DIRECTIONS:
Report how many lines contain "text". Give the number and nothing else.

Data entries

>> BEGIN

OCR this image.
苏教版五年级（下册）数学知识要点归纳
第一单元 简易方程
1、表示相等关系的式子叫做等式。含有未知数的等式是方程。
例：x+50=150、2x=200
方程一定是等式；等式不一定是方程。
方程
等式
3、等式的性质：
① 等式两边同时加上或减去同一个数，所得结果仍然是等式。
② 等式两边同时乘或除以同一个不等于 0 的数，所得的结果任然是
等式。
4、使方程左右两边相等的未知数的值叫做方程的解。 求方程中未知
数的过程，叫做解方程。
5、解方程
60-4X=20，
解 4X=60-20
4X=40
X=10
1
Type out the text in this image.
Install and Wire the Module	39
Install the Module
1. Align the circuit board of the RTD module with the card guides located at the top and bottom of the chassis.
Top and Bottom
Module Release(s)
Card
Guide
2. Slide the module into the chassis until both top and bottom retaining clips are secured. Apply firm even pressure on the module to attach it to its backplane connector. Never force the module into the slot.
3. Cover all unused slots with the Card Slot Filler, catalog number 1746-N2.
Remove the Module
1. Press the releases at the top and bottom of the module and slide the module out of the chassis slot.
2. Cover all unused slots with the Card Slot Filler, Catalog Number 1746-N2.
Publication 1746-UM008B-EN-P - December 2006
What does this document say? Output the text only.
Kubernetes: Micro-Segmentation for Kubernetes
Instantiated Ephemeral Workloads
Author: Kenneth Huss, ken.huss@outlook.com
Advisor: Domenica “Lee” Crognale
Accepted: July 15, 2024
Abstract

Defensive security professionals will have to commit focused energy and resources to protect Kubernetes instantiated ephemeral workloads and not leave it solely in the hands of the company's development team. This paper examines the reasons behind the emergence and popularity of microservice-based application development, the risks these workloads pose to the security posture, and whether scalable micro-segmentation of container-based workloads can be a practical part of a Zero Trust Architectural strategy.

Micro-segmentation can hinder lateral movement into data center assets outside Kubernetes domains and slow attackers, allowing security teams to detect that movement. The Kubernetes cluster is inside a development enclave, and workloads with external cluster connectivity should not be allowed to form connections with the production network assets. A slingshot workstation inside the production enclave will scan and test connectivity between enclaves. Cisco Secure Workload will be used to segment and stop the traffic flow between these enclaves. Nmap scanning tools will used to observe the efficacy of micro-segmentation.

>> END

COMPLETE RESPONSE:
2